#### [Document segment]
↓↓↓
# What's the best MBTI test that I can print out and use on the street?



## Tao Te Ching (May 3, 2013)

Hey,

There is this public performance thing I've been thinking of putting into practice this summer. Part of it would be the option of me facilitating a MBTI test for member of my audience who are interesting in finding out their MBTI.

So my question is, can you recommend one that I can print from an online source that would be most practical in it's application?

Thanks.


----------



## I Kant (Jan 19, 2013)

Are you going to give them a clear disclaimer that you aren't an MBTI professional and collect consent from them before giving them the test?

MBTI professionals are kind of big on their code of ethics, I think.


----------



## Tao Te Ching (May 3, 2013)

default settings said:


> Are you going to give them a clear disclaimer that you aren't an MBTI professional and collect consent from them before giving them the test?
> 
> MBTI professionals are kind of big on their code of ethics, I think.


I'll be super clear it's for entertaining purposes.


----------



## ttanzkel (Nov 26, 2012)

@*Tao Te Ching*

try taking a look at this

http://www.im.org/Meetings/Past/200...ary Session V, MBTI Personality Type Test.pdf


----------



## Bardo (Dec 4, 2012)

Myers Briggs Test | MBTI Personality Types

This one is really good and really simple.

They pick E or I, each one is explained, then S or N...


----------



## Tao Te Ching (May 3, 2013)

Thank you very much!

I appreciate your advice!


----------
↑↑↑
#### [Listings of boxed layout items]
↓↓↓
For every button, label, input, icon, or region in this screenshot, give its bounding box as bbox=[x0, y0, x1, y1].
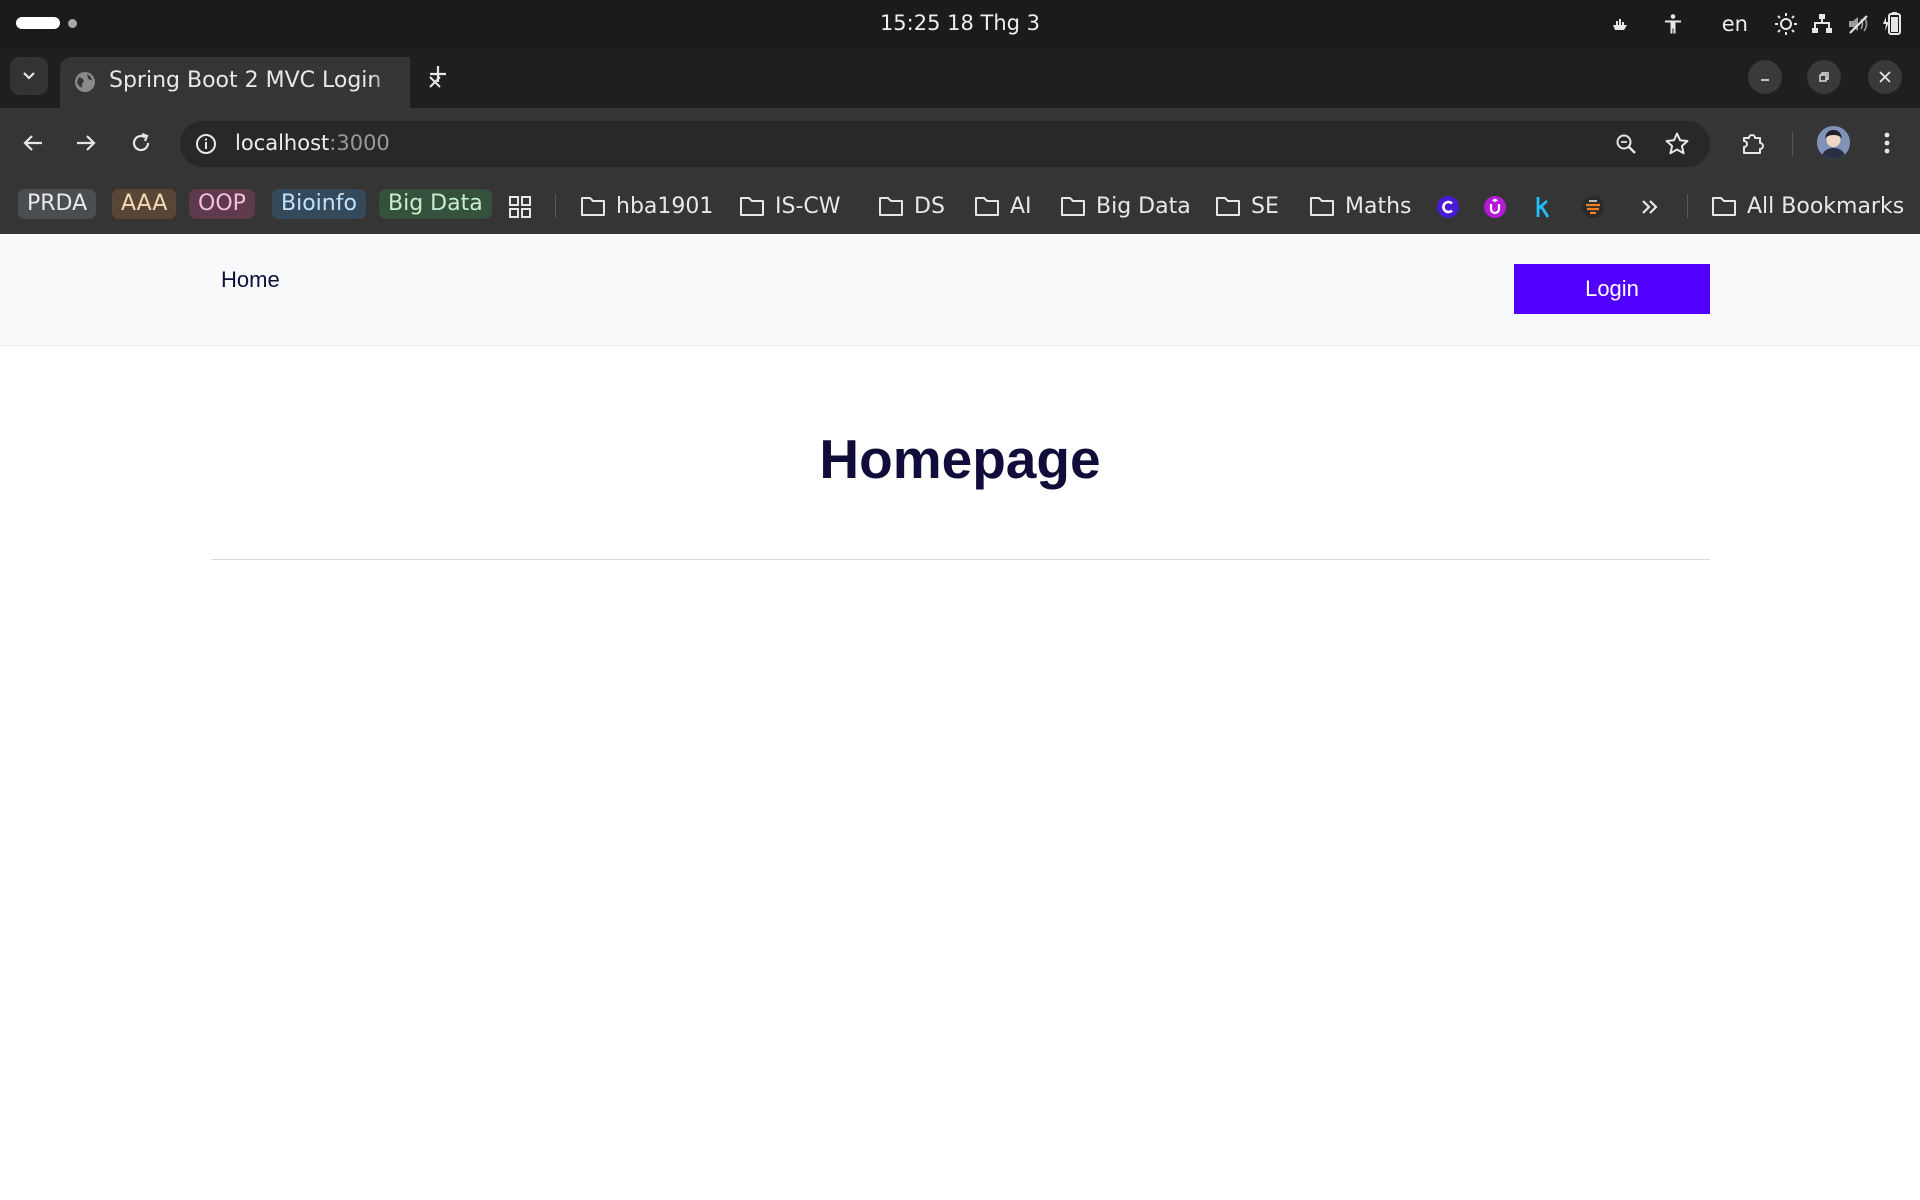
all-bookmarks-folder[interactable]: All Bookmarks bbox=[1711, 178, 1904, 234]
battery-charging-icon[interactable] bbox=[1876, 0, 1908, 48]
brightness-icon[interactable] bbox=[1768, 0, 1804, 48]
network-wired-icon[interactable] bbox=[1804, 0, 1840, 48]
udemy-favicon-icon[interactable] bbox=[1482, 194, 1508, 220]
back-button[interactable] bbox=[13, 123, 53, 163]
bookmark-folder-label: AI bbox=[1010, 193, 1032, 219]
close-icon bbox=[1879, 71, 1891, 83]
tab-active[interactable]: Spring Boot 2 MVC Login bbox=[60, 57, 441, 108]
bookmark-folder-ds[interactable]: DS bbox=[878, 178, 945, 234]
browser-tab-strip: Spring Boot 2 MVC Login bbox=[0, 48, 1920, 108]
globe-icon bbox=[73, 70, 97, 98]
bookmark-folder-hba1901[interactable]: hba1901 bbox=[580, 178, 713, 234]
workspace-pill bbox=[16, 17, 60, 29]
close-window-button[interactable] bbox=[1868, 60, 1902, 94]
restore-icon bbox=[1819, 72, 1829, 82]
bookmark-folder-label: SE bbox=[1251, 193, 1279, 219]
activities-indicator[interactable] bbox=[16, 17, 77, 29]
nav-link-home[interactable]: Home bbox=[221, 267, 280, 293]
canva-favicon-icon[interactable] bbox=[1435, 194, 1461, 220]
puzzle-icon bbox=[1743, 134, 1764, 154]
folder-icon bbox=[581, 197, 605, 216]
extensions-button[interactable] bbox=[1733, 123, 1773, 163]
folder-icon bbox=[1310, 197, 1334, 216]
bookmark-chip-oop[interactable]: OOP bbox=[189, 189, 255, 219]
reload-icon bbox=[132, 132, 150, 152]
keyboard-language[interactable]: en bbox=[1702, 0, 1768, 48]
new-tab-button[interactable] bbox=[424, 60, 452, 88]
url-host: localhost bbox=[235, 131, 330, 155]
site-navbar: Home Login bbox=[0, 234, 1920, 346]
folder-icon bbox=[1061, 197, 1085, 216]
bookmark-chip-prda[interactable]: PRDA bbox=[18, 189, 97, 219]
bookmark-folder-label: hba1901 bbox=[616, 193, 714, 219]
all-bookmarks-label: All Bookmarks bbox=[1747, 193, 1905, 219]
more-vertical-icon bbox=[1884, 132, 1890, 154]
more-bookmarks-chevron-icon[interactable] bbox=[1637, 194, 1663, 220]
arrow-right-icon bbox=[77, 135, 96, 151]
bookmark-folder-ai[interactable]: AI bbox=[974, 178, 1032, 234]
apps-grid-icon[interactable] bbox=[507, 194, 533, 220]
bookmark-folder-label: IS-CW bbox=[775, 193, 841, 219]
volume-muted-icon[interactable] bbox=[1840, 0, 1876, 48]
restore-window-button[interactable] bbox=[1807, 60, 1841, 94]
zoom-icon[interactable] bbox=[1614, 132, 1638, 160]
minimize-window-button[interactable] bbox=[1748, 60, 1782, 94]
bookmark-folder-is-cw[interactable]: IS-CW bbox=[739, 178, 841, 234]
reload-button[interactable] bbox=[121, 123, 161, 163]
content-divider bbox=[211, 559, 1710, 560]
system-tray: en bbox=[1596, 0, 1908, 48]
page-title: Homepage bbox=[819, 428, 1101, 490]
accessibility-icon[interactable] bbox=[1644, 0, 1702, 48]
browser-menu-button[interactable] bbox=[1867, 123, 1907, 163]
bookmark-folder-label: Big Data bbox=[1096, 193, 1191, 219]
clock[interactable]: 15:25 18 Thg 3 bbox=[880, 11, 1040, 35]
bookmark-chip-aaa[interactable]: AAA bbox=[112, 189, 177, 219]
bookmark-folder-label: DS bbox=[914, 193, 945, 219]
folder-icon bbox=[1216, 197, 1240, 216]
avatar-image bbox=[1817, 126, 1850, 159]
login-button[interactable]: Login bbox=[1514, 264, 1710, 314]
bookmark-chip-bioinfo[interactable]: Bioinfo bbox=[272, 189, 366, 219]
minimize-icon bbox=[1761, 79, 1769, 81]
tab-search-button[interactable] bbox=[10, 57, 48, 95]
folder-icon bbox=[879, 197, 903, 216]
folder-icon bbox=[975, 197, 999, 216]
system-top-bar: 15:25 18 Thg 3 en bbox=[0, 0, 1920, 48]
bookmark-folder-big-data[interactable]: Big Data bbox=[1060, 178, 1191, 234]
bookmark-folder-se[interactable]: SE bbox=[1215, 178, 1279, 234]
kaggle-favicon-icon[interactable] bbox=[1530, 194, 1556, 220]
forward-button[interactable] bbox=[66, 123, 106, 163]
site-info-icon[interactable] bbox=[194, 132, 218, 160]
arrow-left-icon bbox=[23, 135, 42, 151]
plus-icon bbox=[430, 66, 446, 82]
bookmark-chip-big-data[interactable]: Big Data bbox=[379, 189, 492, 219]
bookmark-folder-maths[interactable]: Maths bbox=[1309, 178, 1412, 234]
workspace-dot bbox=[68, 18, 77, 28]
browser-toolbar: localhost:3000 bbox=[0, 108, 1920, 178]
folder-icon bbox=[740, 197, 764, 216]
tab-title: Spring Boot 2 MVC Login bbox=[109, 68, 382, 93]
stackoverflow-favicon-icon[interactable] bbox=[1580, 194, 1606, 220]
bookmark-star-icon[interactable] bbox=[1664, 131, 1690, 161]
url-text[interactable]: localhost:3000 bbox=[235, 121, 390, 167]
address-bar[interactable]: localhost:3000 bbox=[180, 121, 1710, 167]
bookmarks-bar: PRDA AAA OOP Bioinfo Big Data hba1901 IS… bbox=[0, 178, 1920, 234]
chevron-down-icon bbox=[23, 72, 35, 80]
steam-icon[interactable] bbox=[1596, 0, 1644, 48]
url-port: :3000 bbox=[329, 131, 390, 155]
page-viewport: Home Login Homepage bbox=[0, 234, 1920, 1200]
bookmark-folder-label: Maths bbox=[1345, 193, 1412, 219]
profile-avatar[interactable] bbox=[1817, 126, 1850, 159]
folder-icon bbox=[1712, 197, 1736, 216]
↑↑↑
#### [Requirements]
Condense the forum thread's paragraph that begins "There is this public performance thing" into one shorter sentence that keeps its main facts.

#### [Reply to the exercise]
The poster is considering a public performance this summer that would include the option of the poster facilitating an MBTI test for audience members who want to find out their MBTI.